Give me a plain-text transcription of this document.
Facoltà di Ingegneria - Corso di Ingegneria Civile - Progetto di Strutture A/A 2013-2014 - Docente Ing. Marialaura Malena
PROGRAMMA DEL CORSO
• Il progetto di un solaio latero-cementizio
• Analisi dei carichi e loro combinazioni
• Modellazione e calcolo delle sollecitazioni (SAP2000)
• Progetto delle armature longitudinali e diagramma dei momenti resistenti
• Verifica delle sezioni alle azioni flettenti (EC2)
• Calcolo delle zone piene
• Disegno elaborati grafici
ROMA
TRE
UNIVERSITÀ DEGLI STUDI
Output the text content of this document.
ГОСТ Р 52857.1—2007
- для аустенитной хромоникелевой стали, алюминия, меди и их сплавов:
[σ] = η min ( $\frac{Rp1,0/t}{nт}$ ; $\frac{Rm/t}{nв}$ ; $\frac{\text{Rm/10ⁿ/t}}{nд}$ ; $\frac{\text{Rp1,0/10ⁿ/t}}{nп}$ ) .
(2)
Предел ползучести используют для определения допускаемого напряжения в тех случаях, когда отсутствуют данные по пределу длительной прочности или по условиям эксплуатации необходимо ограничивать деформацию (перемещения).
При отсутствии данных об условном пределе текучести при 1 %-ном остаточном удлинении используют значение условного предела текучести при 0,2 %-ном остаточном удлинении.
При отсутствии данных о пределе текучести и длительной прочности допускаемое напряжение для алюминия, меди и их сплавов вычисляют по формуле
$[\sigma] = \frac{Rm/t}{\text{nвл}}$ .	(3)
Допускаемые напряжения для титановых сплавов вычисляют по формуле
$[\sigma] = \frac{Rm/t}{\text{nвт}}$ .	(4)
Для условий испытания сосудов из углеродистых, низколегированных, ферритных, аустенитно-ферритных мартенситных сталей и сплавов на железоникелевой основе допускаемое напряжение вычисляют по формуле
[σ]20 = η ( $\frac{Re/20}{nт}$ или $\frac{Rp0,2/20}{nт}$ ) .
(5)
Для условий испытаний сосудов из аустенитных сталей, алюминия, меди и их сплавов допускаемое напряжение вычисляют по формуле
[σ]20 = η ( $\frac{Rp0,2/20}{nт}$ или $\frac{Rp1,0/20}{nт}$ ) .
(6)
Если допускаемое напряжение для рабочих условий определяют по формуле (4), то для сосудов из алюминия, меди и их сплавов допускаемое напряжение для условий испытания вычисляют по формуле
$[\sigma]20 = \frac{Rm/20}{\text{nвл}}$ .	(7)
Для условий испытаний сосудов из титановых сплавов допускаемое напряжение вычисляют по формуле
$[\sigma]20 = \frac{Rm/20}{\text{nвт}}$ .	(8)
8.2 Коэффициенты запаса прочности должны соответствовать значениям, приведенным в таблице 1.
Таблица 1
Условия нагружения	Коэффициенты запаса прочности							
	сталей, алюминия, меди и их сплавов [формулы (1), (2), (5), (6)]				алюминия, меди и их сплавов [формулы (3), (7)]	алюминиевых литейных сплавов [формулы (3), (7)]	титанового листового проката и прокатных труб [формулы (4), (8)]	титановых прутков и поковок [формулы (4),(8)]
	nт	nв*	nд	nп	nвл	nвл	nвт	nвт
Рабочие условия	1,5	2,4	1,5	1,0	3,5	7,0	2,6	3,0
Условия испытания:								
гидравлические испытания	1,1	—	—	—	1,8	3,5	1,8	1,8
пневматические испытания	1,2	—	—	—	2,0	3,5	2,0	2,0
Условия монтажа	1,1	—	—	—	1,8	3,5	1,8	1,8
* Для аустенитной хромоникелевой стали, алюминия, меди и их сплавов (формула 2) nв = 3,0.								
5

GOAL — Report only a number: how many lines in the material above contain the string "sigma".

RESULT BELOW — 4